● **GIVEN RECORDS**:
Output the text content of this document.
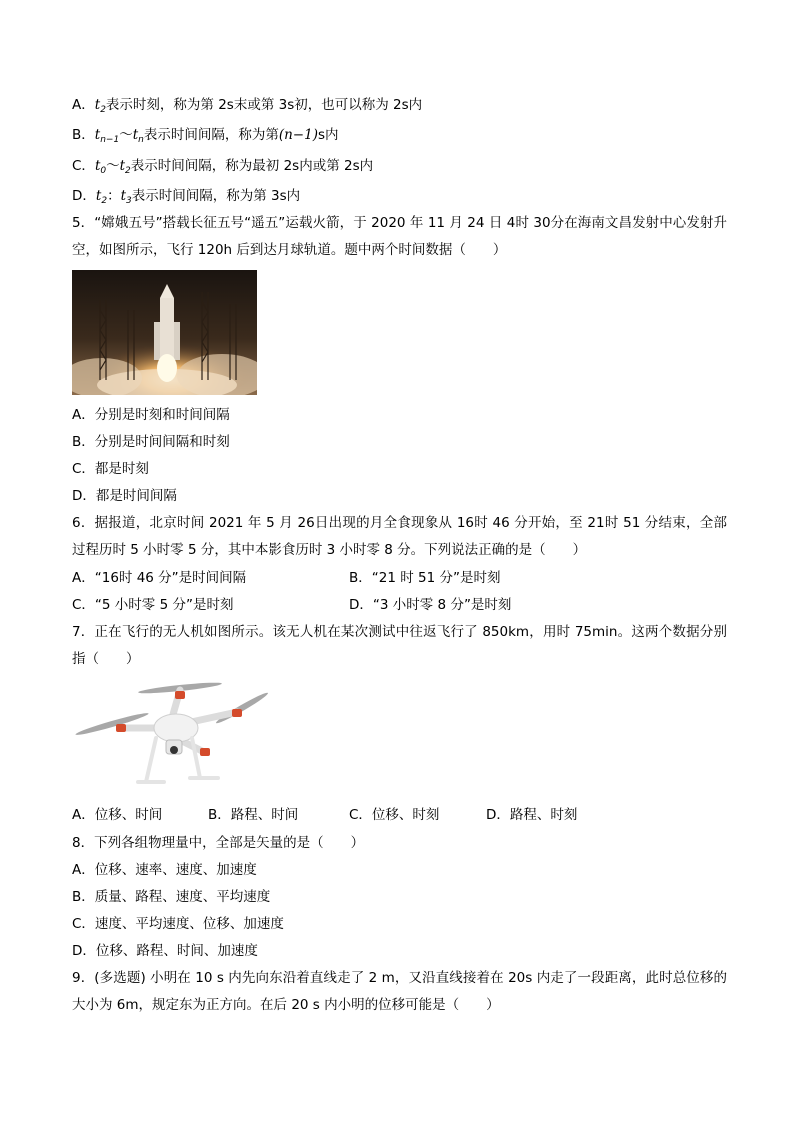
A．$t_2$表示时刻，称为第 2s末或第 3s初，也可以称为 2s内
B．$t_{n-1}\sim t_n$表示时间间隔，称为第(n−1)s内
C．$t_0\sim t_2$表示时间间隔，称为最初 2s内或第 2s内
D．$t_2$：$t_3$表示时间间隔，称为第 3s内
5．“嫦娥五号”搭载长征五号“遥五”运载火箭，于 2020 年 11 月 24 日 4时 30分在海南文昌发射中心发射升空，如图所示，飞行 120h 后到达月球轨道。题中两个时间数据（　　）
A．分别是时刻和时间间隔
B．分别是时间间隔和时刻
C．都是时刻
D．都是时间间隔
6．据报道，北京时间 2021 年 5 月 26日出现的月全食现象从 16时 46 分开始，至 21时 51 分结束，全部过程历时 5 小时零 5 分，其中本影食历时 3 小时零 8 分。下列说法正确的是（　　）
A．“16时 46 分”是时间间隔	B．“21 时 51 分”是时刻
C．“5 小时零 5 分”是时刻	D．“3 小时零 8 分”是时刻
7．正在飞行的无人机如图所示。该无人机在某次测试中往返飞行了 850km，用时 75min。这两个数据分别指（　　）
A．位移、时间	B．路程、时间	C．位移、时刻	D．路程、时刻
8．下列各组物理量中，全部是矢量的是（　　）
A．位移、速率、速度、加速度
B．质量、路程、速度、平均速度
C．速度、平均速度、位移、加速度
D．位移、路程、时间、加速度
9．(多选题) 小明在 10 s 内先向东沿着直线走了 2 m，又沿直线接着在 20s 内走了一段距离，此时总位移的大小为 6m，规定东为正方向。在后 20 s 内小明的位移可能是（　　）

● **SHORT EXERCISE**:
Copy every line of the material in which the word "表示时间间隔" occurs.

● **EXERCISE RESPONSE**:
B．$t_{n-1}\sim t_n$表示时间间隔，称为第(n−1)s内
C．$t_0\sim t_2$表示时间间隔，称为最初 2s内或第 2s内
D．$t_2$：$t_3$表示时间间隔，称为第 3s内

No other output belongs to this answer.